»»

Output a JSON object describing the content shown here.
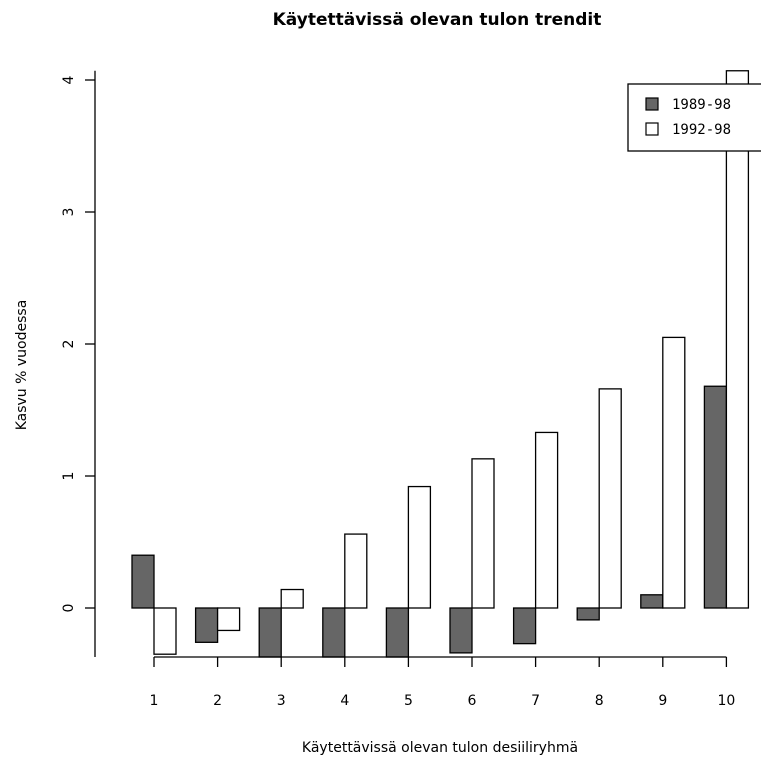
{
  "chart_data": {
    "type": "bar",
    "title": "Käytettävissä olevan tulon trendit",
    "xlabel": "Käytettävissä olevan tulon desiiliryhmä",
    "ylabel": "Kasvu % vuodessa",
    "categories": [
      "1",
      "2",
      "3",
      "4",
      "5",
      "6",
      "7",
      "8",
      "9",
      "10"
    ],
    "series": [
      {
        "name": "1989-98",
        "color": "#666666",
        "values": [
          0.4,
          -0.26,
          -0.38,
          -0.38,
          -0.38,
          -0.34,
          -0.27,
          -0.09,
          0.1,
          1.68
        ]
      },
      {
        "name": "1992-98",
        "color": "#ffffff",
        "values": [
          -0.35,
          -0.17,
          0.14,
          0.56,
          0.92,
          1.13,
          1.33,
          1.66,
          2.05,
          4.07
        ]
      }
    ],
    "yticks": [
      "0",
      "1",
      "2",
      "3",
      "4"
    ],
    "ylim": [
      -0.38,
      4.07
    ],
    "legend_position": "top-right",
    "grid": false
  }
}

««

**AIM:**
Write out again every line above exactly as given; the pictures do not belong in the copy.

**THE ANSWER:**
Output a JSON object describing the content shown here.
{
  "chart_data": {
    "type": "bar",
    "title": "Käytettävissä olevan tulon trendit",
    "xlabel": "Käytettävissä olevan tulon desiiliryhmä",
    "ylabel": "Kasvu % vuodessa",
    "categories": [
      "1",
      "2",
      "3",
      "4",
      "5",
      "6",
      "7",
      "8",
      "9",
      "10"
    ],
    "series": [
      {
        "name": "1989-98",
        "color": "#666666",
        "values": [
          0.4,
          -0.26,
          -0.38,
          -0.38,
          -0.38,
          -0.34,
          -0.27,
          -0.09,
          0.1,
          1.68
        ]
      },
      {
        "name": "1992-98",
        "color": "#ffffff",
        "values": [
          -0.35,
          -0.17,
          0.14,
          0.56,
          0.92,
          1.13,
          1.33,
          1.66,
          2.05,
          4.07
        ]
      }
    ],
    "yticks": [
      "0",
      "1",
      "2",
      "3",
      "4"
    ],
    "ylim": [
      -0.38,
      4.07
    ],
    "legend_position": "top-right",
    "grid": false
  }
}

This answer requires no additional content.